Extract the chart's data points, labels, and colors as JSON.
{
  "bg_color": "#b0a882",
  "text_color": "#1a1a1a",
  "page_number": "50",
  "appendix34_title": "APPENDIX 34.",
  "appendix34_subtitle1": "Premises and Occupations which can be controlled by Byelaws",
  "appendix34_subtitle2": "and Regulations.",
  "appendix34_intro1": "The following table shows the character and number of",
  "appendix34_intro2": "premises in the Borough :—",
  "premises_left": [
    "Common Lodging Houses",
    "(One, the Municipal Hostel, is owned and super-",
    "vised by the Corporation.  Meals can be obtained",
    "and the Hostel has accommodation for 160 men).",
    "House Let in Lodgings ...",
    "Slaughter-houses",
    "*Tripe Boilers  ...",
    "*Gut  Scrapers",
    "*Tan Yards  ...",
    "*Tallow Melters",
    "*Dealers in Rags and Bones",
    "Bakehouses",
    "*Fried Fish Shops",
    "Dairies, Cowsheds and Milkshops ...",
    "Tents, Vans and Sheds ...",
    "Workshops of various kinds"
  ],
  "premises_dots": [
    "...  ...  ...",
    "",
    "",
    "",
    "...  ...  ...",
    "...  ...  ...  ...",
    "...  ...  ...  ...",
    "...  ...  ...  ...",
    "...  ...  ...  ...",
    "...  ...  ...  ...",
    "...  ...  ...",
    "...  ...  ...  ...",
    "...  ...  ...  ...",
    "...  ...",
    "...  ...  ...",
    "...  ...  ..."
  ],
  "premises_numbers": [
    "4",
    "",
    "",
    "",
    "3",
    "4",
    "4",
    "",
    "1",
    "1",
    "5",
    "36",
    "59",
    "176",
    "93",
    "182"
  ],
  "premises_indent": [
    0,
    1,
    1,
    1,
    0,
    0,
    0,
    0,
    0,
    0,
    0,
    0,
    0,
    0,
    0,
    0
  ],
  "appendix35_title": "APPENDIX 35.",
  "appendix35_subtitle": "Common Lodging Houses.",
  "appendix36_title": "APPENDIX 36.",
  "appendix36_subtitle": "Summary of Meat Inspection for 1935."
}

■ **What needs to be done**:
Check all the records above and select each line where the string "Hostel" is found.

■ **Answer to the problem**:
    "(One, the Municipal Hostel, is owned and super-",
    "and the Hostel has accommodation for 160 men).",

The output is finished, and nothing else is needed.